>> begin
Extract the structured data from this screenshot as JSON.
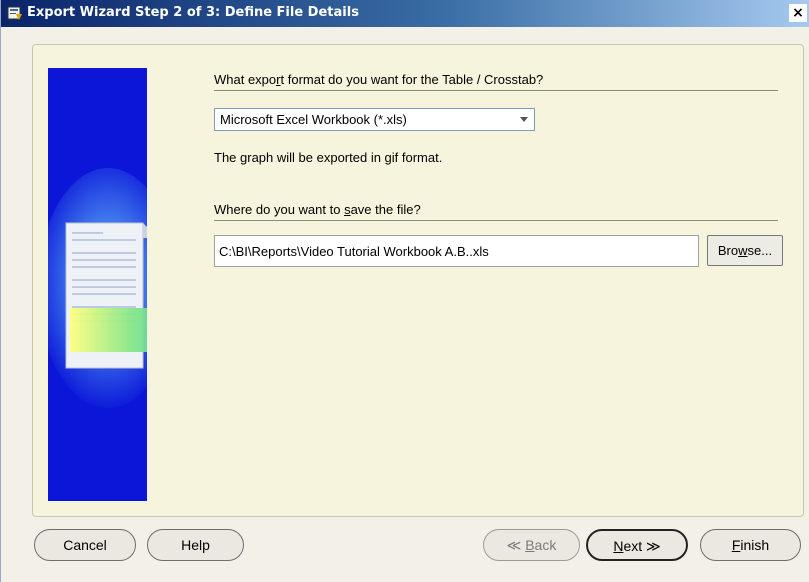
{
  "window": {
    "title": "Export Wizard Step 2 of 3: Define File Details",
    "close_glyph": "×"
  },
  "format_section": {
    "question_pre": "What expo",
    "question_key": "r",
    "question_post": "t format do you want for the Table / Crosstab?",
    "selected_format": "Microsoft Excel Workbook (*.xls)",
    "graph_note": "The graph will be exported in gif format."
  },
  "save_section": {
    "question_pre": "Where do you want to ",
    "question_key": "s",
    "question_post": "ave the file?",
    "path_value": "C:\\BI\\Reports\\Video Tutorial Workbook A.B..xls",
    "browse_pre": "Bro",
    "browse_key": "w",
    "browse_post": "se..."
  },
  "buttons": {
    "cancel": "Cancel",
    "help": "Help",
    "back_arrow": "≪",
    "back_key": "B",
    "back_post": "ack",
    "next_key": "N",
    "next_post": "ext",
    "next_arrow": "≫",
    "finish_key": "F",
    "finish_post": "inish"
  },
  "icons": {
    "window_icon": "wizard-app-icon",
    "side_graphic": "export-document-arrow-icon",
    "dropdown": "chevron-down-icon"
  },
  "colors": {
    "title_start": "#0a246a",
    "title_end": "#a6caf0",
    "side_blue": "#0b16d8",
    "panel_bg": "#f6f4dc"
  }
}
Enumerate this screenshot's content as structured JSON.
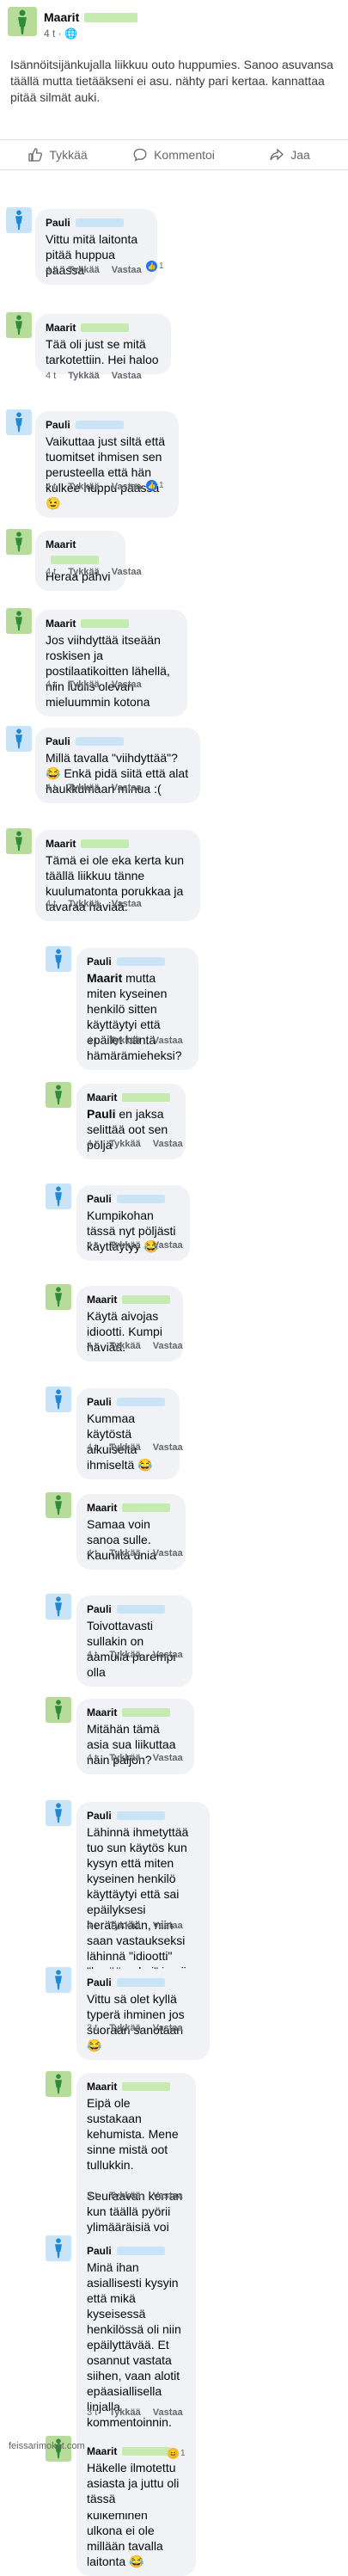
>> end
● Exercise brief
Pick out the lines above that hold the string "JSON" and show them.

● Solution
Extract the structured data from this screenshot as JSON.
Enumerate this screenshot's content as structured JSON.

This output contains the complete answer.